§ STATED TASK: Repeat the records word for word, excluding any picture.
-------
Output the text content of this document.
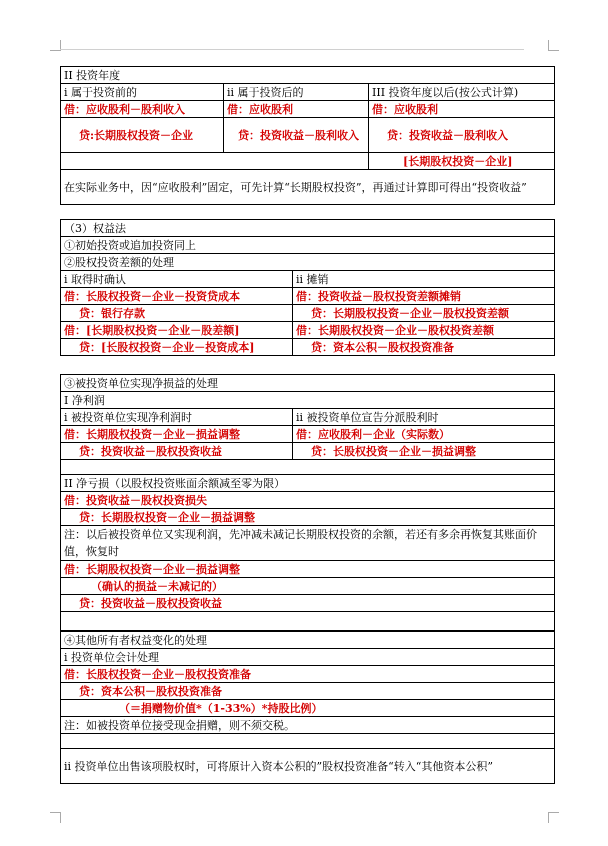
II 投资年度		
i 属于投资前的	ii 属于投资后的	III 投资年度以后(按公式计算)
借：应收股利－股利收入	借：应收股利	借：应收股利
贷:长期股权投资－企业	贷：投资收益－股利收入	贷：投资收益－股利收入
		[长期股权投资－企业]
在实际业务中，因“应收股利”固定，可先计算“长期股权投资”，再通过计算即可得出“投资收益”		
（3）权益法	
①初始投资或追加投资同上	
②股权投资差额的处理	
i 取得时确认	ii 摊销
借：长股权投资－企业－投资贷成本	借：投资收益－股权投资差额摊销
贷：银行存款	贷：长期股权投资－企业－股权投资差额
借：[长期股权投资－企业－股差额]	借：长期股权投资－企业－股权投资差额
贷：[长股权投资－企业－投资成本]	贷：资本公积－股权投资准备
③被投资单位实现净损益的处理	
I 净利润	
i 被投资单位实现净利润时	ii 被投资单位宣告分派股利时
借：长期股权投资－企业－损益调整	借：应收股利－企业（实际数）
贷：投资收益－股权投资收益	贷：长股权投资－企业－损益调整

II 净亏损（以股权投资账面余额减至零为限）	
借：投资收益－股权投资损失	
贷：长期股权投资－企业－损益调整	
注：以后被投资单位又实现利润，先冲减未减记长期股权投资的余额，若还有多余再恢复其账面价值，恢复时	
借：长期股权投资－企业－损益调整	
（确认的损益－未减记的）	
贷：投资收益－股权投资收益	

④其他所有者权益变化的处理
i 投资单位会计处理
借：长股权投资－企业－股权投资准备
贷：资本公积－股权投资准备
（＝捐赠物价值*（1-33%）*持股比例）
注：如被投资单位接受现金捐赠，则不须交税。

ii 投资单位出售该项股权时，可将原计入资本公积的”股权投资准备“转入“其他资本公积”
-------
§ WRITTEN ANSWER:
Output the text content of this document.
II 投资年度		
i 属于投资前的	ii 属于投资后的	III 投资年度以后(按公式计算)
借：应收股利－股利收入	借：应收股利	借：应收股利
贷:长期股权投资－企业	贷：投资收益－股利收入	贷：投资收益－股利收入
		[长期股权投资－企业]
在实际业务中，因“应收股利”固定，可先计算“长期股权投资”，再通过计算即可得出“投资收益”		
（3）权益法	
①初始投资或追加投资同上	
②股权投资差额的处理	
i 取得时确认	ii 摊销
借：长股权投资－企业－投资贷成本	借：投资收益－股权投资差额摊销
贷：银行存款	贷：长期股权投资－企业－股权投资差额
借：[长期股权投资－企业－股差额]	借：长期股权投资－企业－股权投资差额
贷：[长股权投资－企业－投资成本]	贷：资本公积－股权投资准备
③被投资单位实现净损益的处理	
I 净利润	
i 被投资单位实现净利润时	ii 被投资单位宣告分派股利时
借：长期股权投资－企业－损益调整	借：应收股利－企业（实际数）
贷：投资收益－股权投资收益	贷：长股权投资－企业－损益调整

II 净亏损（以股权投资账面余额减至零为限）	
借：投资收益－股权投资损失	
贷：长期股权投资－企业－损益调整	
注：以后被投资单位又实现利润，先冲减未减记长期股权投资的余额，若还有多余再恢复其账面价值，恢复时	
借：长期股权投资－企业－损益调整	
（确认的损益－未减记的）	
贷：投资收益－股权投资收益	

④其他所有者权益变化的处理
i 投资单位会计处理
借：长股权投资－企业－股权投资准备
贷：资本公积－股权投资准备
（＝捐赠物价值*（1-33%）*持股比例）
注：如被投资单位接受现金捐赠，则不须交税。

ii 投资单位出售该项股权时，可将原计入资本公积的”股权投资准备“转入“其他资本公积”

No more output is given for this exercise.